- [Work to complete] Retype each line of the material exactly, please, skipping any picture in it.
-- Begin Exercise inputs --
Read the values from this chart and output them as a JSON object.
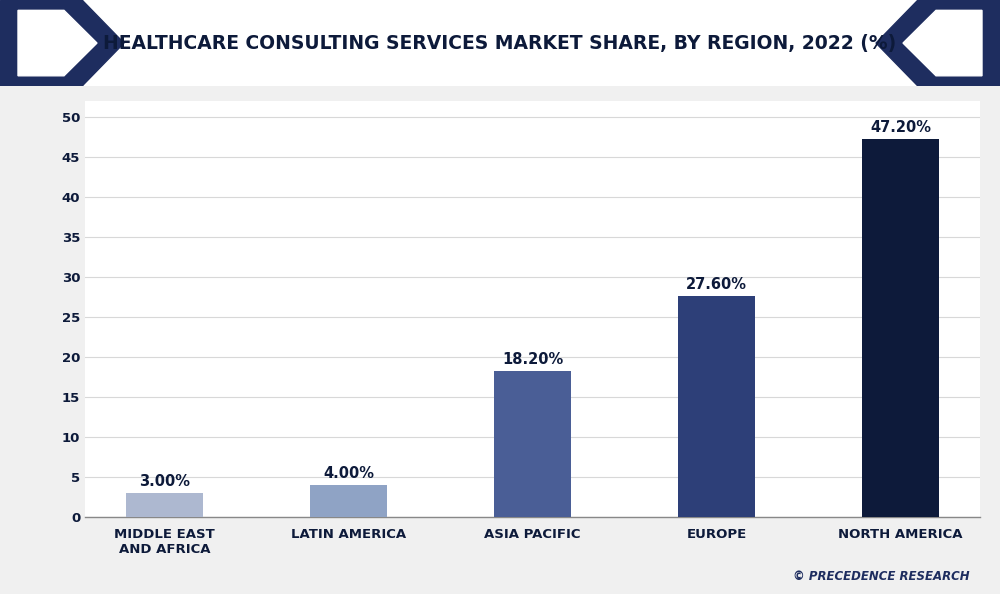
{
  "title": "HEALTHCARE CONSULTING SERVICES MARKET SHARE, BY REGION, 2022 (%)",
  "categories": [
    "MIDDLE EAST\nAND AFRICA",
    "LATIN AMERICA",
    "ASIA PACIFIC",
    "EUROPE",
    "NORTH AMERICA"
  ],
  "values": [
    3.0,
    4.0,
    18.2,
    27.6,
    47.2
  ],
  "labels": [
    "3.00%",
    "4.00%",
    "18.20%",
    "27.60%",
    "47.20%"
  ],
  "bar_colors": [
    "#adb8d0",
    "#8fa3c5",
    "#4a5e96",
    "#2d3f78",
    "#0d1a3a"
  ],
  "ylim": [
    0,
    52
  ],
  "yticks": [
    0,
    5,
    10,
    15,
    20,
    25,
    30,
    35,
    40,
    45,
    50
  ],
  "background_color": "#ffffff",
  "title_color": "#0d1a3a",
  "bar_label_color": "#0d1a3a",
  "tick_color": "#0d1a3a",
  "grid_color": "#d8d8d8",
  "watermark": "© PRECEDENCE RESEARCH",
  "header_bg_color": "#1e2d5f",
  "title_fontsize": 13.5,
  "bar_label_fontsize": 10.5,
  "tick_fontsize": 9.5,
  "watermark_color": "#1e2d5f",
  "fig_bg_color": "#f0f0f0"
}
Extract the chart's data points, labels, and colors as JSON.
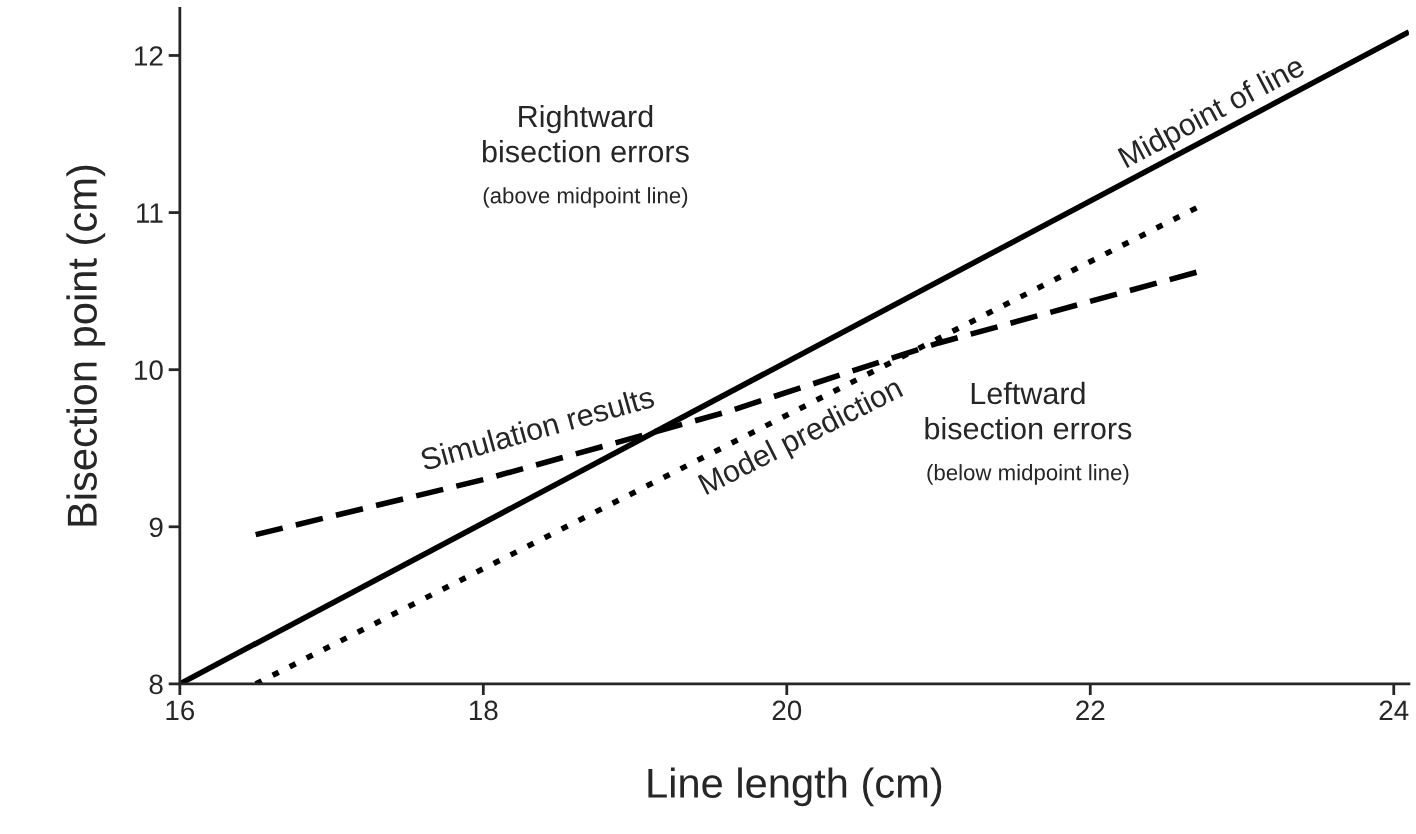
{
  "chart_data": {
    "type": "line",
    "xlabel": "Line length (cm)",
    "ylabel": "Bisection point (cm)",
    "xlim": [
      16,
      24.1
    ],
    "ylim": [
      8,
      12.3
    ],
    "xticks": [
      16,
      18,
      20,
      22,
      24
    ],
    "yticks": [
      8,
      9,
      10,
      11,
      12
    ],
    "grid": false,
    "legend": false,
    "series": [
      {
        "name": "Midpoint of line",
        "color": "#000000",
        "line_style": "solid",
        "x": [
          16,
          24.1
        ],
        "values": [
          8,
          12.15
        ]
      },
      {
        "name": "Simulation results",
        "color": "#000000",
        "line_style": "dashed",
        "x": [
          16.5,
          18,
          19.6,
          21,
          22.7
        ],
        "values": [
          8.95,
          9.3,
          9.73,
          10.17,
          10.62
        ]
      },
      {
        "name": "Model prediction",
        "color": "#000000",
        "line_style": "dotted",
        "x": [
          16.5,
          22.7
        ],
        "values": [
          8.0,
          11.03
        ]
      }
    ],
    "annotations": [
      "Rightward\nbisection errors",
      "(above midpoint line)",
      "Leftward\nbisection errors",
      "(below midpoint line)"
    ]
  }
}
-- End Exercise inputs --
- [Answer for the task]
Read the values from this chart and output them as a JSON object.
{
  "title": "HEALTHCARE CONSULTING SERVICES MARKET SHARE, BY REGION, 2022 (%)",
  "categories": [
    "MIDDLE EAST\nAND AFRICA",
    "LATIN AMERICA",
    "ASIA PACIFIC",
    "EUROPE",
    "NORTH AMERICA"
  ],
  "values": [
    3.0,
    4.0,
    18.2,
    27.6,
    47.2
  ],
  "labels": [
    "3.00%",
    "4.00%",
    "18.20%",
    "27.60%",
    "47.20%"
  ],
  "bar_colors": [
    "#adb8d0",
    "#8fa3c5",
    "#4a5e96",
    "#2d3f78",
    "#0d1a3a"
  ],
  "ylim": [
    0,
    52
  ],
  "yticks": [
    0,
    5,
    10,
    15,
    20,
    25,
    30,
    35,
    40,
    45,
    50
  ],
  "background_color": "#ffffff",
  "title_color": "#0d1a3a",
  "bar_label_color": "#0d1a3a",
  "tick_color": "#0d1a3a",
  "grid_color": "#d8d8d8",
  "watermark": "© PRECEDENCE RESEARCH",
  "header_bg_color": "#1e2d5f",
  "title_fontsize": 13.5,
  "bar_label_fontsize": 10.5,
  "tick_fontsize": 9.5,
  "watermark_color": "#1e2d5f",
  "fig_bg_color": "#f0f0f0"
}
Extract the chart's data points, labels, and colors as JSON.
{
  "chart_data": {
    "type": "line",
    "xlabel": "Line length (cm)",
    "ylabel": "Bisection point (cm)",
    "xlim": [
      16,
      24.1
    ],
    "ylim": [
      8,
      12.3
    ],
    "xticks": [
      16,
      18,
      20,
      22,
      24
    ],
    "yticks": [
      8,
      9,
      10,
      11,
      12
    ],
    "grid": false,
    "legend": false,
    "series": [
      {
        "name": "Midpoint of line",
        "color": "#000000",
        "line_style": "solid",
        "x": [
          16,
          24.1
        ],
        "values": [
          8,
          12.15
        ]
      },
      {
        "name": "Simulation results",
        "color": "#000000",
        "line_style": "dashed",
        "x": [
          16.5,
          18,
          19.6,
          21,
          22.7
        ],
        "values": [
          8.95,
          9.3,
          9.73,
          10.17,
          10.62
        ]
      },
      {
        "name": "Model prediction",
        "color": "#000000",
        "line_style": "dotted",
        "x": [
          16.5,
          22.7
        ],
        "values": [
          8.0,
          11.03
        ]
      }
    ],
    "annotations": [
      "Rightward\nbisection errors",
      "(above midpoint line)",
      "Leftward\nbisection errors",
      "(below midpoint line)"
    ]
  }
}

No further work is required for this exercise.